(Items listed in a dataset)
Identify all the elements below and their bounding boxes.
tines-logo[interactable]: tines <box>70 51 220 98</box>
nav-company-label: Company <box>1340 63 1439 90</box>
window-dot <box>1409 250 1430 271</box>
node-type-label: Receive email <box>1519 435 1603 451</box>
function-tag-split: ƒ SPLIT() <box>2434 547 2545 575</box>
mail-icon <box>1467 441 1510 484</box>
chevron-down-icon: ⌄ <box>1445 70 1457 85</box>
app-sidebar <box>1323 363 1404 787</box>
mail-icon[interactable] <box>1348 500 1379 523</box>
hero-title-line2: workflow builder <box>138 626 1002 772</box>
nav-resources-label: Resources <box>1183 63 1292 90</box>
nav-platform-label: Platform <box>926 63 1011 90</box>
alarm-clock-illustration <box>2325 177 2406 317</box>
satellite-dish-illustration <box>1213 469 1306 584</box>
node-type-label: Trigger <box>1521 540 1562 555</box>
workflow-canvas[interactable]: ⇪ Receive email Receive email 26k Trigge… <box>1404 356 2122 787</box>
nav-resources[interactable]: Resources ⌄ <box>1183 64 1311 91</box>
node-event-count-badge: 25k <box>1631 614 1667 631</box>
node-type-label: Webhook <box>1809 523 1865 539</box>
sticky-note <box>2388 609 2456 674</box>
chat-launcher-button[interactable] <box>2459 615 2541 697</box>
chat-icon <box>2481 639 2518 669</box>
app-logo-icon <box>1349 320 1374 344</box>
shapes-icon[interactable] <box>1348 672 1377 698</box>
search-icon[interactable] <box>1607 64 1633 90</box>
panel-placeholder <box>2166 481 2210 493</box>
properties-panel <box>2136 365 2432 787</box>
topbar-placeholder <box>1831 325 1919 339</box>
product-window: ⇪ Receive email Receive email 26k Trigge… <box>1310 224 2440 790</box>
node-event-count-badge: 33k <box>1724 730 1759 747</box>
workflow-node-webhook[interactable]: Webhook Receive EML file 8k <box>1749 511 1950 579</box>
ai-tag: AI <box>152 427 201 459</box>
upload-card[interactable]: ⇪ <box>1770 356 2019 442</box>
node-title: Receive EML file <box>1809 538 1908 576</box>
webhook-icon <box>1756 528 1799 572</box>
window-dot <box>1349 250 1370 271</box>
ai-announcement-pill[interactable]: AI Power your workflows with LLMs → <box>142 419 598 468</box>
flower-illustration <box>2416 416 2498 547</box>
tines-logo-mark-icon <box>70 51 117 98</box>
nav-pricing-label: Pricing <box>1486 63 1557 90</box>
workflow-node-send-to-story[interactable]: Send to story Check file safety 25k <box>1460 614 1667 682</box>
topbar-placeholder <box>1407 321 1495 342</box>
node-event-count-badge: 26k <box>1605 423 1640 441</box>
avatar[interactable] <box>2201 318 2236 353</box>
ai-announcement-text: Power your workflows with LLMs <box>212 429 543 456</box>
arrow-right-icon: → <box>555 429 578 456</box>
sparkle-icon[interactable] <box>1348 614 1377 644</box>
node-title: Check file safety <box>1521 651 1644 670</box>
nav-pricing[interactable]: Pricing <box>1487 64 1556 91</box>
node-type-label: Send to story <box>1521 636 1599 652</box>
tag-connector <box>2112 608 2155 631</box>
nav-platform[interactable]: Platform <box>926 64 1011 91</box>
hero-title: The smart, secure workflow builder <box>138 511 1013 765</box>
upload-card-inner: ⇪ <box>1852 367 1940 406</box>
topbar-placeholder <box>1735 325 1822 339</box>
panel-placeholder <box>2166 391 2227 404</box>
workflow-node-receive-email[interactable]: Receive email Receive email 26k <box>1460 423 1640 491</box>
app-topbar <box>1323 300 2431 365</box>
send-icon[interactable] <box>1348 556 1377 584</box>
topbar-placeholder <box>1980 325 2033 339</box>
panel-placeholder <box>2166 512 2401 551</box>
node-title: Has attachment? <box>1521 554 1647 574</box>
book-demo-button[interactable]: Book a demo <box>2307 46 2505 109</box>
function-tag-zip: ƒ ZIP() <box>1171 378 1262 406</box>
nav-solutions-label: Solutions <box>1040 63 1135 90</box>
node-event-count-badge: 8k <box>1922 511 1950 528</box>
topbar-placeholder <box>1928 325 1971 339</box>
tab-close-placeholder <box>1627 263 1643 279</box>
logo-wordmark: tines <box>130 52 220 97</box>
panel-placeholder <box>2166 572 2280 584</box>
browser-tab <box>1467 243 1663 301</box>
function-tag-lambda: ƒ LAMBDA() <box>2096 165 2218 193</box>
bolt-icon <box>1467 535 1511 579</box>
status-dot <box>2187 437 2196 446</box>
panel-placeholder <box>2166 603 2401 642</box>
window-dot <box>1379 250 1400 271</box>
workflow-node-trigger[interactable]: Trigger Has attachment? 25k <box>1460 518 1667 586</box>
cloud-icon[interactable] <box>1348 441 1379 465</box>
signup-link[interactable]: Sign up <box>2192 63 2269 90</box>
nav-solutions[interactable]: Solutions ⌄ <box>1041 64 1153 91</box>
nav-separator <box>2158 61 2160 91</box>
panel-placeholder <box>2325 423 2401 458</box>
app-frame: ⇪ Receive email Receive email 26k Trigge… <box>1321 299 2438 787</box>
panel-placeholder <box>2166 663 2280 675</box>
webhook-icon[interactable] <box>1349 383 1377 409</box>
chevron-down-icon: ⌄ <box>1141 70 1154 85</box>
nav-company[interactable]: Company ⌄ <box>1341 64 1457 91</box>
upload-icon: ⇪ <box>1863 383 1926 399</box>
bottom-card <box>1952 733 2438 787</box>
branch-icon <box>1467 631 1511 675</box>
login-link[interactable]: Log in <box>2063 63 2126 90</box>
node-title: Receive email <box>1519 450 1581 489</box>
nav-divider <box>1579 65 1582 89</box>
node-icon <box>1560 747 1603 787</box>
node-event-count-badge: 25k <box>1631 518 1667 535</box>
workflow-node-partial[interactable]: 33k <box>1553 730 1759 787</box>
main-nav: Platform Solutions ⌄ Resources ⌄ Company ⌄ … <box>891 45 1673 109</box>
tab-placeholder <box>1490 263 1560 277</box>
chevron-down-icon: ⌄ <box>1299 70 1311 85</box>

> _Goal of the exercise_
Can you set down every one of the lines above without changing a single character?

> _Answer for this exercise_
Identify all the elements below and their bounding boxes.
tines-logo[interactable]: tines <box>70 51 220 98</box>
nav-company-label: Company <box>1340 63 1439 90</box>
window-dot <box>1409 250 1430 271</box>
node-type-label: Receive email <box>1519 435 1603 451</box>
function-tag-split: ƒ SPLIT() <box>2434 547 2545 575</box>
mail-icon <box>1467 441 1510 484</box>
chevron-down-icon: ⌄ <box>1445 70 1457 85</box>
app-sidebar <box>1323 363 1404 787</box>
mail-icon[interactable] <box>1348 500 1379 523</box>
hero-title-line2: workflow builder <box>138 626 1002 772</box>
nav-resources-label: Resources <box>1183 63 1292 90</box>
nav-platform-label: Platform <box>926 63 1011 90</box>
alarm-clock-illustration <box>2325 177 2406 317</box>
satellite-dish-illustration <box>1213 469 1306 584</box>
node-type-label: Trigger <box>1521 540 1562 555</box>
workflow-canvas[interactable]: ⇪ Receive email Receive email 26k Trigge… <box>1404 356 2122 787</box>
nav-resources[interactable]: Resources ⌄ <box>1183 64 1311 91</box>
node-event-count-badge: 25k <box>1631 614 1667 631</box>
node-type-label: Webhook <box>1809 523 1865 539</box>
sticky-note <box>2388 609 2456 674</box>
chat-launcher-button[interactable] <box>2459 615 2541 697</box>
chat-icon <box>2481 639 2518 669</box>
app-logo-icon <box>1349 320 1374 344</box>
shapes-icon[interactable] <box>1348 672 1377 698</box>
search-icon[interactable] <box>1607 64 1633 90</box>
panel-placeholder <box>2166 481 2210 493</box>
properties-panel <box>2136 365 2432 787</box>
topbar-placeholder <box>1831 325 1919 339</box>
product-window: ⇪ Receive email Receive email 26k Trigge… <box>1310 224 2440 790</box>
node-event-count-badge: 33k <box>1724 730 1759 747</box>
workflow-node-webhook[interactable]: Webhook Receive EML file 8k <box>1749 511 1950 579</box>
ai-tag: AI <box>152 427 201 459</box>
upload-card[interactable]: ⇪ <box>1770 356 2019 442</box>
node-title: Receive EML file <box>1809 538 1908 576</box>
webhook-icon <box>1756 528 1799 572</box>
window-dot <box>1349 250 1370 271</box>
ai-announcement-pill[interactable]: AI Power your workflows with LLMs → <box>142 419 598 468</box>
flower-illustration <box>2416 416 2498 547</box>
tines-logo-mark-icon <box>70 51 117 98</box>
nav-pricing-label: Pricing <box>1486 63 1557 90</box>
workflow-node-send-to-story[interactable]: Send to story Check file safety 25k <box>1460 614 1667 682</box>
topbar-placeholder <box>1407 321 1495 342</box>
node-event-count-badge: 26k <box>1605 423 1640 441</box>
avatar[interactable] <box>2201 318 2236 353</box>
ai-announcement-text: Power your workflows with LLMs <box>212 429 543 456</box>
arrow-right-icon: → <box>555 429 578 456</box>
sparkle-icon[interactable] <box>1348 614 1377 644</box>
node-title: Check file safety <box>1521 651 1644 670</box>
nav-pricing[interactable]: Pricing <box>1487 64 1556 91</box>
node-type-label: Send to story <box>1521 636 1599 652</box>
tag-connector <box>2112 608 2155 631</box>
nav-platform[interactable]: Platform <box>926 64 1011 91</box>
hero-title: The smart, secure workflow builder <box>138 511 1013 765</box>
upload-card-inner: ⇪ <box>1852 367 1940 406</box>
topbar-placeholder <box>1735 325 1822 339</box>
panel-placeholder <box>2166 391 2227 404</box>
workflow-node-receive-email[interactable]: Receive email Receive email 26k <box>1460 423 1640 491</box>
app-topbar <box>1323 300 2431 365</box>
send-icon[interactable] <box>1348 556 1377 584</box>
topbar-placeholder <box>1980 325 2033 339</box>
panel-placeholder <box>2166 512 2401 551</box>
node-title: Has attachment? <box>1521 554 1647 574</box>
book-demo-button[interactable]: Book a demo <box>2307 46 2505 109</box>
function-tag-zip: ƒ ZIP() <box>1171 378 1262 406</box>
nav-solutions-label: Solutions <box>1040 63 1135 90</box>
node-event-count-badge: 8k <box>1922 511 1950 528</box>
topbar-placeholder <box>1928 325 1971 339</box>
tab-close-placeholder <box>1627 263 1643 279</box>
logo-wordmark: tines <box>130 52 220 97</box>
panel-placeholder <box>2166 572 2280 584</box>
browser-tab <box>1467 243 1663 301</box>
function-tag-lambda: ƒ LAMBDA() <box>2096 165 2218 193</box>
bolt-icon <box>1467 535 1511 579</box>
status-dot <box>2187 437 2196 446</box>
panel-placeholder <box>2166 603 2401 642</box>
window-dot <box>1379 250 1400 271</box>
workflow-node-trigger[interactable]: Trigger Has attachment? 25k <box>1460 518 1667 586</box>
cloud-icon[interactable] <box>1348 441 1379 465</box>
signup-link[interactable]: Sign up <box>2192 63 2269 90</box>
nav-solutions[interactable]: Solutions ⌄ <box>1041 64 1153 91</box>
nav-separator <box>2158 61 2160 91</box>
panel-placeholder <box>2325 423 2401 458</box>
app-frame: ⇪ Receive email Receive email 26k Trigge… <box>1321 299 2438 787</box>
panel-placeholder <box>2166 663 2280 675</box>
webhook-icon[interactable] <box>1349 383 1377 409</box>
chevron-down-icon: ⌄ <box>1141 70 1154 85</box>
nav-company[interactable]: Company ⌄ <box>1341 64 1457 91</box>
upload-icon: ⇪ <box>1863 383 1926 399</box>
bottom-card <box>1952 733 2438 787</box>
branch-icon <box>1467 631 1511 675</box>
login-link[interactable]: Log in <box>2063 63 2126 90</box>
node-title: Receive email <box>1519 450 1581 489</box>
nav-divider <box>1579 65 1582 89</box>
node-icon <box>1560 747 1603 787</box>
node-event-count-badge: 25k <box>1631 518 1667 535</box>
workflow-node-partial[interactable]: 33k <box>1553 730 1759 787</box>
main-nav: Platform Solutions ⌄ Resources ⌄ Company ⌄ … <box>891 45 1673 109</box>
tab-placeholder <box>1490 263 1560 277</box>
chevron-down-icon: ⌄ <box>1299 70 1311 85</box>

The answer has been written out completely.